* **Objective**: Of all the lines in the material, how many contain the word "chiefs"? State the number alone.

[Recorded data]
━━━━━━━━━━━━━━━━━━━━
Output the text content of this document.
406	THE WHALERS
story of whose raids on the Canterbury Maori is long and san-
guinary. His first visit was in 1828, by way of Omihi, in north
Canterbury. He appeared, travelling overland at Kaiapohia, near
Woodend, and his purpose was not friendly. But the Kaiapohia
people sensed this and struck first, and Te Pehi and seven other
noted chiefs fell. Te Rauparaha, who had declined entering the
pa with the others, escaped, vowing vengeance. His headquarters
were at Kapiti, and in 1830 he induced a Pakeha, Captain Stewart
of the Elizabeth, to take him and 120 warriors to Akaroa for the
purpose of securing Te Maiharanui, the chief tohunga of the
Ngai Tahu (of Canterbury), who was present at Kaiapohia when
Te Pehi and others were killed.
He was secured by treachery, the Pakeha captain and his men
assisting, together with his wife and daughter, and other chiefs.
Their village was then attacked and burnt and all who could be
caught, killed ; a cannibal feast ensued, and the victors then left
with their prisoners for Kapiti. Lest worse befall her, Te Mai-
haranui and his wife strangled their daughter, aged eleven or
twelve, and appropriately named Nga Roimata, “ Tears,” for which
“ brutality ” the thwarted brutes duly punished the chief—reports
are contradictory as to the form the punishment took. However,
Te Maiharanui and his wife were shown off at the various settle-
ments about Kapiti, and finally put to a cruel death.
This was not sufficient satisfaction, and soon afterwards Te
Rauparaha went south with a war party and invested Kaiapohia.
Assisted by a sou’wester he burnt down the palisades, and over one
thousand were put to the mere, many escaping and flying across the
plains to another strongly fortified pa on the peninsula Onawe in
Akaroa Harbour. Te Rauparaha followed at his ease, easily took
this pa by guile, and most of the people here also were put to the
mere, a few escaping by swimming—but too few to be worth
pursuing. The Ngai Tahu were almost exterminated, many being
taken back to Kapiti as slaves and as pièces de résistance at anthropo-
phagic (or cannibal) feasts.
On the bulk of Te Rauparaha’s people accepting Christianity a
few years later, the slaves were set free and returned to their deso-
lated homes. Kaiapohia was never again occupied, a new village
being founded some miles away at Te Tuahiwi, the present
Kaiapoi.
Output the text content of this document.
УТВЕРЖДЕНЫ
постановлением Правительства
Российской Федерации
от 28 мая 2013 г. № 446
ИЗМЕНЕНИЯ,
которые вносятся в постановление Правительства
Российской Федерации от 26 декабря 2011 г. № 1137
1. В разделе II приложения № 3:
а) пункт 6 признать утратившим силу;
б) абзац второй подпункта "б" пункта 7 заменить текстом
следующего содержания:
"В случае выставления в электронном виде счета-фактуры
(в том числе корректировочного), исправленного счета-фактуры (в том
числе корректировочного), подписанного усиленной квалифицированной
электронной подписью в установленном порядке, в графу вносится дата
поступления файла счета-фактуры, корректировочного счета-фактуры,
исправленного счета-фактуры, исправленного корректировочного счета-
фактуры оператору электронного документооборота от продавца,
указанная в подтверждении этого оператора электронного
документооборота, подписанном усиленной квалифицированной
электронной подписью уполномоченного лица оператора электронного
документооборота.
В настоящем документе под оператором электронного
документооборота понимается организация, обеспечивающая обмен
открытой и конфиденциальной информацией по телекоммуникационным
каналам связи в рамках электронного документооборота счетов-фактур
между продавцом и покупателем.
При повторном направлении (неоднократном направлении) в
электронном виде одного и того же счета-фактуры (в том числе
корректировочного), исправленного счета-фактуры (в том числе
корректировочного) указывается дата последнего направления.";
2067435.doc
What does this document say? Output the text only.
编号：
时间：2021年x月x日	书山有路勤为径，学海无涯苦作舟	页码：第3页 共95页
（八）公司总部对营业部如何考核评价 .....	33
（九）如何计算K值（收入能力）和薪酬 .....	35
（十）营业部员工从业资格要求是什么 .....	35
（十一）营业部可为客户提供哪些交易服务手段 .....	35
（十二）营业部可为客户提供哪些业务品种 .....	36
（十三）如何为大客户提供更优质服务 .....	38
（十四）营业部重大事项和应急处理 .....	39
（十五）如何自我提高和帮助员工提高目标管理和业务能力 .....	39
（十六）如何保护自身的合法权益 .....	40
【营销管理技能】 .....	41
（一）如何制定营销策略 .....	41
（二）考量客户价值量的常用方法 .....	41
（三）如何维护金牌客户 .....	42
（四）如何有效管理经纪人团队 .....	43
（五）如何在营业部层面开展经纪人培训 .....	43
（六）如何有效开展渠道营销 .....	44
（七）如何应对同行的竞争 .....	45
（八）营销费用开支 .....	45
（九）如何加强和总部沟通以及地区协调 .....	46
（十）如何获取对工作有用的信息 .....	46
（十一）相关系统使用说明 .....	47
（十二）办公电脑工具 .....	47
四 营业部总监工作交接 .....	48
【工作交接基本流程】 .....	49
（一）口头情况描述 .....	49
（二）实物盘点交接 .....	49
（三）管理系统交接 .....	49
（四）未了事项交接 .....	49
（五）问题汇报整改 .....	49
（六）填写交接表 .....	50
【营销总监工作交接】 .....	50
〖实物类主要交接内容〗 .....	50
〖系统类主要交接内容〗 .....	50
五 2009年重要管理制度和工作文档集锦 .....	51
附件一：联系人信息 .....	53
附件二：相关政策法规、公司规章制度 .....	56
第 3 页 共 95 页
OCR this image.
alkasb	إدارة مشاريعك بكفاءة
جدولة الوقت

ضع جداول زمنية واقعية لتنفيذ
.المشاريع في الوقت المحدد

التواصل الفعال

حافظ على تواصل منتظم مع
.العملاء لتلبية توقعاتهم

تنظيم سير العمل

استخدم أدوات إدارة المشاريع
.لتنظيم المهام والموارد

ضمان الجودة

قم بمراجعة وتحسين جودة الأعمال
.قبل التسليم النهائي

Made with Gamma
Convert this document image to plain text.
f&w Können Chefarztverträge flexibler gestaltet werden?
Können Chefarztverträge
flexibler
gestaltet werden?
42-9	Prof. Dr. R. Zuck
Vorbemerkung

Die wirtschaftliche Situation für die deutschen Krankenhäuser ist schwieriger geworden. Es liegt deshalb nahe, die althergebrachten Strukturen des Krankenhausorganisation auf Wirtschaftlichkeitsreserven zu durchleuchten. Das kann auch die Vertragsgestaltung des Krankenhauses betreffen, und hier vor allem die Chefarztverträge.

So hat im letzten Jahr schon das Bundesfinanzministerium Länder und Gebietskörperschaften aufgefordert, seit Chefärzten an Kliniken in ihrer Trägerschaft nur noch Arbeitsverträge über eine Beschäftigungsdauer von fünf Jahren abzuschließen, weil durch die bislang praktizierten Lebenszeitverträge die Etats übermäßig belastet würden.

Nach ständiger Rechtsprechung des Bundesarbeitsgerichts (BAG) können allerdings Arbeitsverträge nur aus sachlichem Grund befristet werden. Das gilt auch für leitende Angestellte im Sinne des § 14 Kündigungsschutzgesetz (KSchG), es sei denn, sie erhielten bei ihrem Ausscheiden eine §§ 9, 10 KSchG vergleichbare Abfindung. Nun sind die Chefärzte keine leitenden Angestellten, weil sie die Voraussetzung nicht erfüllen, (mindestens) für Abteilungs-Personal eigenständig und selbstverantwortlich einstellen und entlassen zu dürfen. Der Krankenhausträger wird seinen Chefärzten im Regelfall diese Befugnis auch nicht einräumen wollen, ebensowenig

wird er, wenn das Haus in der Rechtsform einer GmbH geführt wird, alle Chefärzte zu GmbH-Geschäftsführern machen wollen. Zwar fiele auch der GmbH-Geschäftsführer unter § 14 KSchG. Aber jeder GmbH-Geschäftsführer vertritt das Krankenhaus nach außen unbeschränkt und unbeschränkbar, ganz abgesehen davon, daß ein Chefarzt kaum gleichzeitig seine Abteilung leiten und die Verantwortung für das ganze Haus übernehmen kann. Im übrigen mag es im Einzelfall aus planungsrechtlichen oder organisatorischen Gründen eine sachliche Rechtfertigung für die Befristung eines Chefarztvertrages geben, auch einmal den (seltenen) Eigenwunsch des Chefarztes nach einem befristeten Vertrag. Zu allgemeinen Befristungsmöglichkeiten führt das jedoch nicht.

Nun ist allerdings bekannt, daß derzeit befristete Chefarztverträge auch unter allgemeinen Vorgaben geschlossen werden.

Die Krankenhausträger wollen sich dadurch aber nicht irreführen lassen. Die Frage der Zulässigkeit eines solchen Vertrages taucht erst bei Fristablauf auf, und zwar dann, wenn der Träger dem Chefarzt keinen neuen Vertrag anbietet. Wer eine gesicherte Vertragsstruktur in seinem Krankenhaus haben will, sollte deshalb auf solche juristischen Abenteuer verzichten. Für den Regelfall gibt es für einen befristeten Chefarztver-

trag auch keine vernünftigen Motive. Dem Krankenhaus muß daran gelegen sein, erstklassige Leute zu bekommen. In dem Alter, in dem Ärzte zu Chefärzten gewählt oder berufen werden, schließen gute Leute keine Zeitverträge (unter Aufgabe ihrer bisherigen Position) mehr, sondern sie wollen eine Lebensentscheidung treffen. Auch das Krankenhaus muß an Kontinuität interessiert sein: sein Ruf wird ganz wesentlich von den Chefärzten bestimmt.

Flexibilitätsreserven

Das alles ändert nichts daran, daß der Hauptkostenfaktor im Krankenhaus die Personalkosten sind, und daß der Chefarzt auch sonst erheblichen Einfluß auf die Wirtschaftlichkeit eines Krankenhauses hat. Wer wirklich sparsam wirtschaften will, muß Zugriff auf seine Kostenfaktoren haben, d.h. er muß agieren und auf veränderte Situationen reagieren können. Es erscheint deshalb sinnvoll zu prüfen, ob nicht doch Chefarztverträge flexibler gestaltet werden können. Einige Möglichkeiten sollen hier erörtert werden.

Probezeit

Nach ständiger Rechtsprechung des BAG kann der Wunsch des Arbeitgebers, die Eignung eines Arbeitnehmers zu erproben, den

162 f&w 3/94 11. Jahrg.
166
━━━━━━━━━━━━━━━━━━━━
* **The output**: 2